## Begin Information supplied

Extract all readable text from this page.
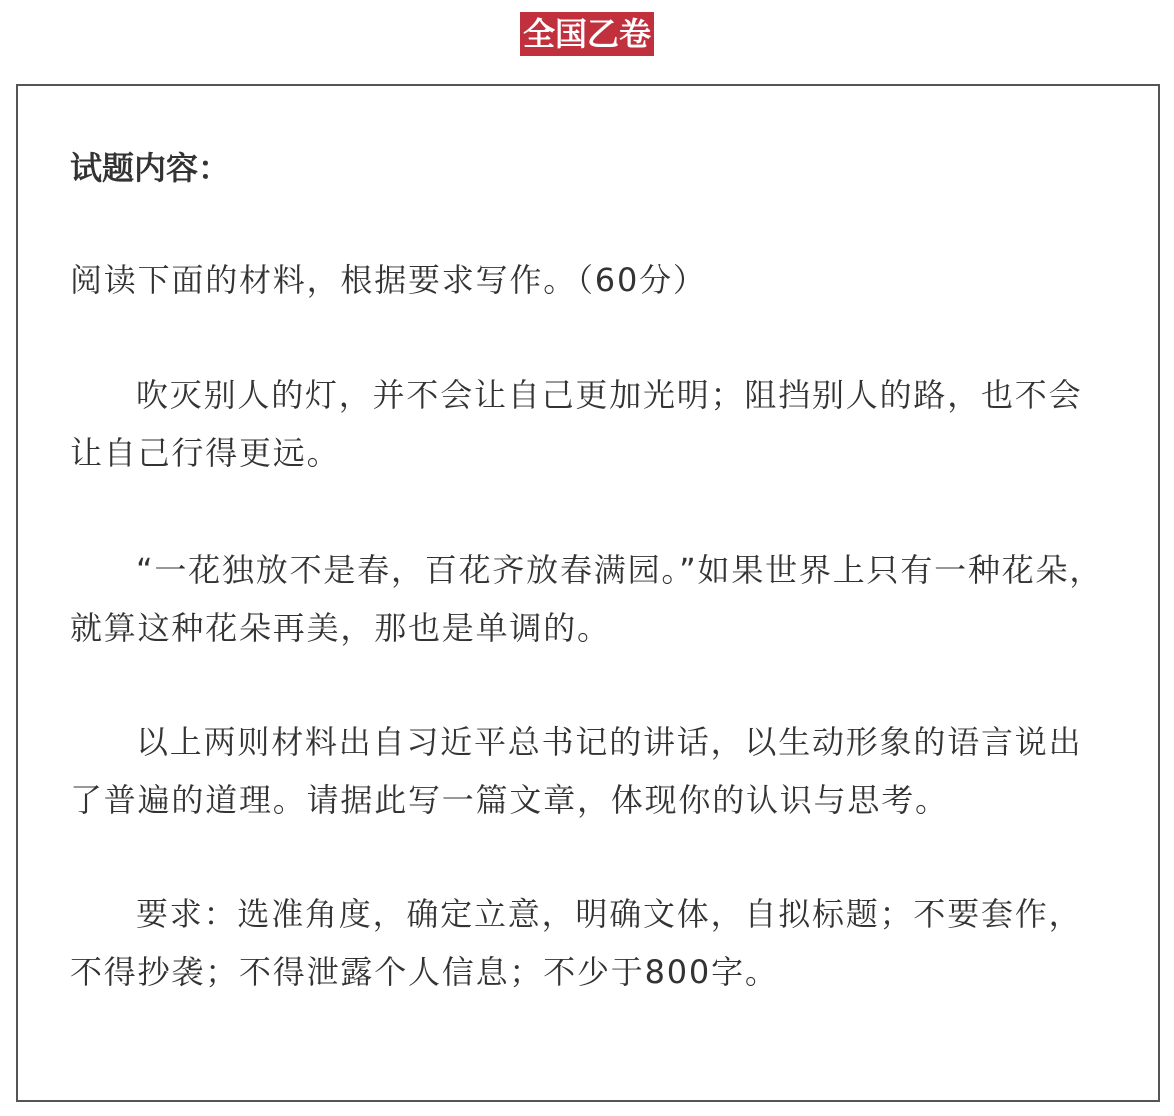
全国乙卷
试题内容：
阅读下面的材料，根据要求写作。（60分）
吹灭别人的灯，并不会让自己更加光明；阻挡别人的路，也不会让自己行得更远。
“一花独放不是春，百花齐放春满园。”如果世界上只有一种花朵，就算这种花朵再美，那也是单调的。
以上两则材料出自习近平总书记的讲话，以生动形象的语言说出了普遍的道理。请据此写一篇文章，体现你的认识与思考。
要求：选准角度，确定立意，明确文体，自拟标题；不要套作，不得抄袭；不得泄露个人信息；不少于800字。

## End Information supplied

Without the pictures, copy the material exactly as given.

Extract all readable text from this page.
全国乙卷
试题内容：
阅读下面的材料，根据要求写作。（60分）
吹灭别人的灯，并不会让自己更加光明；阻挡别人的路，也不会让自己行得更远。
“一花独放不是春，百花齐放春满园。”如果世界上只有一种花朵，就算这种花朵再美，那也是单调的。
以上两则材料出自习近平总书记的讲话，以生动形象的语言说出了普遍的道理。请据此写一篇文章，体现你的认识与思考。
要求：选准角度，确定立意，明确文体，自拟标题；不要套作，不得抄袭；不得泄露个人信息；不少于800字。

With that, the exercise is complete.